Exactly as written, retype the listing below, omitting the pictures.

[DATASET ENTRIES]
* START *
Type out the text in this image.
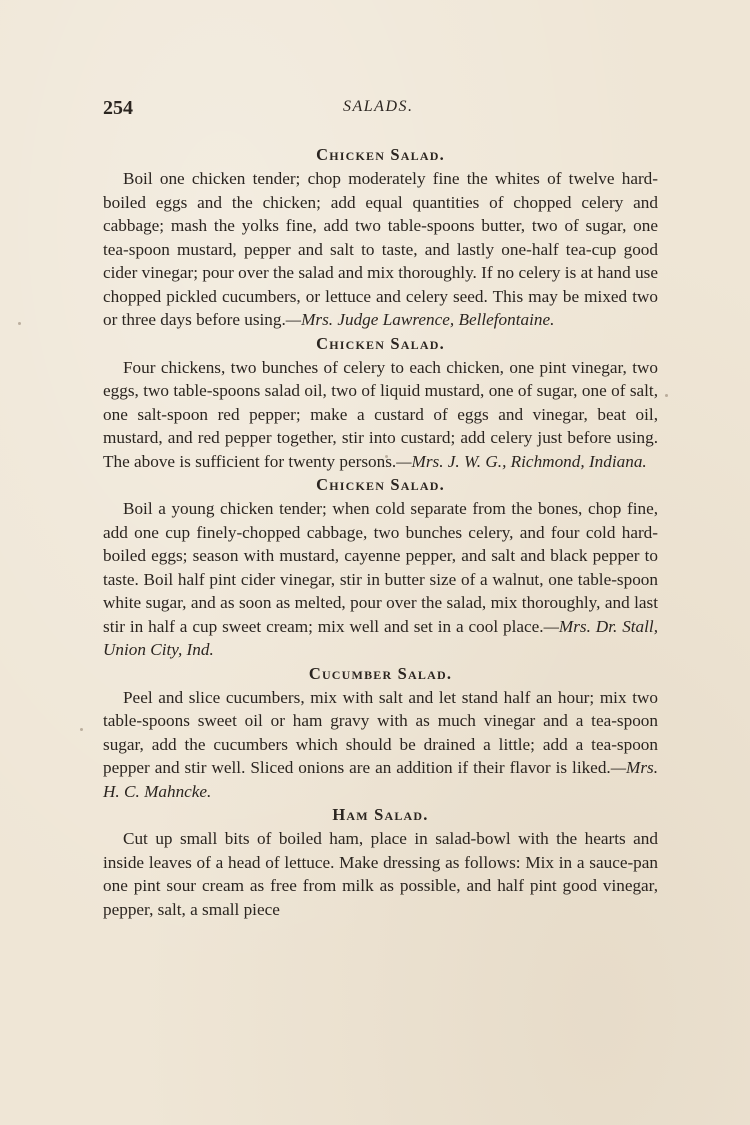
254	SALADS.
Chicken Salad.

Boil one chicken tender; chop moderately fine the whites of twelve hard-boiled eggs and the chicken; add equal quantities of chopped celery and cabbage; mash the yolks fine, add two table-spoons butter, two of sugar, one tea-spoon mustard, pepper and salt to taste, and lastly one-half tea-cup good cider vinegar; pour over the salad and mix thoroughly. If no celery is at hand use chopped pickled cucumbers, or lettuce and celery seed. This may be mixed two or three days before using.—Mrs. Judge Lawrence, Bellefontaine.

Chicken Salad.

Four chickens, two bunches of celery to each chicken, one pint vinegar, two eggs, two table-spoons salad oil, two of liquid mustard, one of sugar, one of salt, one salt-spoon red pepper; make a custard of eggs and vinegar, beat oil, mustard, and red pepper together, stir into custard; add celery just before using. The above is sufficient for twenty persons.—Mrs. J. W. G., Richmond, Indiana.

Chicken Salad.

Boil a young chicken tender; when cold separate from the bones, chop fine, add one cup finely-chopped cabbage, two bunches celery, and four cold hard-boiled eggs; season with mustard, cayenne pepper, and salt and black pepper to taste. Boil half pint cider vinegar, stir in butter size of a walnut, one table-spoon white sugar, and as soon as melted, pour over the salad, mix thoroughly, and last stir in half a cup sweet cream; mix well and set in a cool place.—Mrs. Dr. Stall, Union City, Ind.

Cucumber Salad.

Peel and slice cucumbers, mix with salt and let stand half an hour; mix two table-spoons sweet oil or ham gravy with as much vinegar and a tea-spoon sugar, add the cucumbers which should be drained a little; add a tea-spoon pepper and stir well. Sliced onions are an addition if their flavor is liked.—Mrs. H. C. Mahncke.

Ham Salad.

Cut up small bits of boiled ham, place in salad-bowl with the hearts and inside leaves of a head of lettuce. Make dressing as follows: Mix in a sauce-pan one pint sour cream as free from milk as possible, and half pint good vinegar, pepper, salt, a small piece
* END *
[RESULT]
Type out the text in this image.
254	SALADS.
Chicken Salad.

Boil one chicken tender; chop moderately fine the whites of twelve hard-boiled eggs and the chicken; add equal quantities of chopped celery and cabbage; mash the yolks fine, add two table-spoons butter, two of sugar, one tea-spoon mustard, pepper and salt to taste, and lastly one-half tea-cup good cider vinegar; pour over the salad and mix thoroughly. If no celery is at hand use chopped pickled cucumbers, or lettuce and celery seed. This may be mixed two or three days before using.—Mrs. Judge Lawrence, Bellefontaine.

Chicken Salad.

Four chickens, two bunches of celery to each chicken, one pint vinegar, two eggs, two table-spoons salad oil, two of liquid mustard, one of sugar, one of salt, one salt-spoon red pepper; make a custard of eggs and vinegar, beat oil, mustard, and red pepper together, stir into custard; add celery just before using. The above is sufficient for twenty persons.—Mrs. J. W. G., Richmond, Indiana.

Chicken Salad.

Boil a young chicken tender; when cold separate from the bones, chop fine, add one cup finely-chopped cabbage, two bunches celery, and four cold hard-boiled eggs; season with mustard, cayenne pepper, and salt and black pepper to taste. Boil half pint cider vinegar, stir in butter size of a walnut, one table-spoon white sugar, and as soon as melted, pour over the salad, mix thoroughly, and last stir in half a cup sweet cream; mix well and set in a cool place.—Mrs. Dr. Stall, Union City, Ind.

Cucumber Salad.

Peel and slice cucumbers, mix with salt and let stand half an hour; mix two table-spoons sweet oil or ham gravy with as much vinegar and a tea-spoon sugar, add the cucumbers which should be drained a little; add a tea-spoon pepper and stir well. Sliced onions are an addition if their flavor is liked.—Mrs. H. C. Mahncke.

Ham Salad.

Cut up small bits of boiled ham, place in salad-bowl with the hearts and inside leaves of a head of lettuce. Make dressing as follows: Mix in a sauce-pan one pint sour cream as free from milk as possible, and half pint good vinegar, pepper, salt, a small piece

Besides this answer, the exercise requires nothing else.